● Supplied material
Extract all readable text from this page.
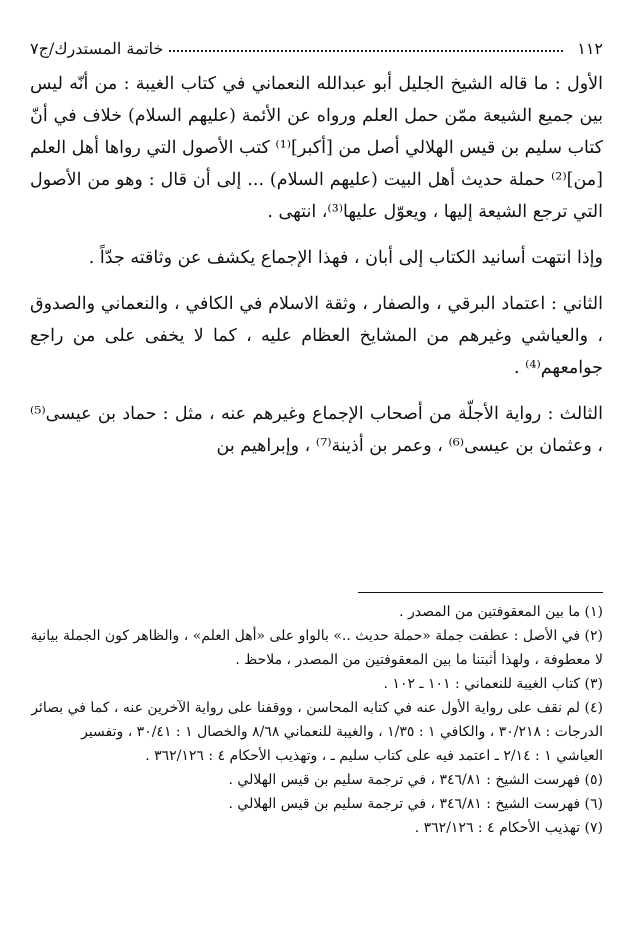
١١٢
خاتمة المستدرك/ج٧

الأول : ما قاله الشيخ الجليل أبو عبدالله النعماني في كتاب الغيبة : من أنّه ليس بين جميع الشيعة ممّن حمل العلم ورواه عن الأئمة (عليهم السلام) خلاف في أنّ كتاب سليم بن قيس الهلالي أصل من [أكبر]⁽¹⁾ كتب الأصول التي رواها أهل العلم [من]⁽²⁾ حملة حديث أهل البيت (عليهم السلام) ... إلى أن قال : وهو من الأصول التي ترجع الشيعة إليها ، ويعوّل عليها⁽³⁾، انتهى .

وإذا انتهت أسانيد الكتاب إلى أبان ، فهذا الإجماع يكشف عن وثاقته جدّاً .

الثاني : اعتماد البرقي ، والصفار ، وثقة الاسلام في الكافي ، والنعماني والصدوق ، والعياشي وغيرهم من المشايخ العظام عليه ، كما لا يخفى على من راجع جوامعهم⁽⁴⁾ .

الثالث : رواية الأجلّة من أصحاب الإجماع وغيرهم عنه ، مثل : حماد بن عيسى⁽⁵⁾ ، وعثمان بن عيسى⁽⁶⁾ ، وعمر بن أذينة⁽⁷⁾ ، وإبراهيم بن

(١) ما بين المعقوفتين من المصدر .

(٢) في الأصل : عطفت جملة «حملة حديث ..» بالواو على «أهل العلم» ، والظاهر كون الجملة بيانية لا معطوفة ، ولهذا أثبتنا ما بين المعقوفتين من المصدر ، ملاحظ .

(٣) كتاب الغيبة للنعماني : ١٠١ ـ ١٠٢ .

(٤) لم نقف على رواية الأول عنه في كتابه المحاسن ، ووقفنا على رواية الآخرين عنه ، كما في بصائر الدرجات : ٣٠/٢١٨ ، والكافي ١ : ١/٣٥ ، والغيبة للنعماني ٨/٦٨ والخصال ١ : ٣٠/٤١ ، وتفسير العياشي ١ : ٢/١٤ ـ اعتمد فيه على كتاب سليم ـ ، وتهذيب الأحكام ٤ : ٣٦٢/١٢٦ .

(٥) فهرست الشيخ : ٣٤٦/٨١ ، في ترجمة سليم بن قيس الهلالي .

(٦) فهرست الشيخ : ٣٤٦/٨١ ، في ترجمة سليم بن قيس الهلالي .

(٧) تهذيب الأحكام ٤ : ٣٦٢/١٢٦ .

● Work to complete
Would you mind returning each entry above word for word, skipping the images?

● Final result
Extract all readable text from this page.
١١٢
خاتمة المستدرك/ج٧

الأول : ما قاله الشيخ الجليل أبو عبدالله النعماني في كتاب الغيبة : من أنّه ليس بين جميع الشيعة ممّن حمل العلم ورواه عن الأئمة (عليهم السلام) خلاف في أنّ كتاب سليم بن قيس الهلالي أصل من [أكبر]⁽¹⁾ كتب الأصول التي رواها أهل العلم [من]⁽²⁾ حملة حديث أهل البيت (عليهم السلام) ... إلى أن قال : وهو من الأصول التي ترجع الشيعة إليها ، ويعوّل عليها⁽³⁾، انتهى .

وإذا انتهت أسانيد الكتاب إلى أبان ، فهذا الإجماع يكشف عن وثاقته جدّاً .

الثاني : اعتماد البرقي ، والصفار ، وثقة الاسلام في الكافي ، والنعماني والصدوق ، والعياشي وغيرهم من المشايخ العظام عليه ، كما لا يخفى على من راجع جوامعهم⁽⁴⁾ .

الثالث : رواية الأجلّة من أصحاب الإجماع وغيرهم عنه ، مثل : حماد بن عيسى⁽⁵⁾ ، وعثمان بن عيسى⁽⁶⁾ ، وعمر بن أذينة⁽⁷⁾ ، وإبراهيم بن

(١) ما بين المعقوفتين من المصدر .

(٢) في الأصل : عطفت جملة «حملة حديث ..» بالواو على «أهل العلم» ، والظاهر كون الجملة بيانية لا معطوفة ، ولهذا أثبتنا ما بين المعقوفتين من المصدر ، ملاحظ .

(٣) كتاب الغيبة للنعماني : ١٠١ ـ ١٠٢ .

(٤) لم نقف على رواية الأول عنه في كتابه المحاسن ، ووقفنا على رواية الآخرين عنه ، كما في بصائر الدرجات : ٣٠/٢١٨ ، والكافي ١ : ١/٣٥ ، والغيبة للنعماني ٨/٦٨ والخصال ١ : ٣٠/٤١ ، وتفسير العياشي ١ : ٢/١٤ ـ اعتمد فيه على كتاب سليم ـ ، وتهذيب الأحكام ٤ : ٣٦٢/١٢٦ .

(٥) فهرست الشيخ : ٣٤٦/٨١ ، في ترجمة سليم بن قيس الهلالي .

(٦) فهرست الشيخ : ٣٤٦/٨١ ، في ترجمة سليم بن قيس الهلالي .

(٧) تهذيب الأحكام ٤ : ٣٦٢/١٢٦ .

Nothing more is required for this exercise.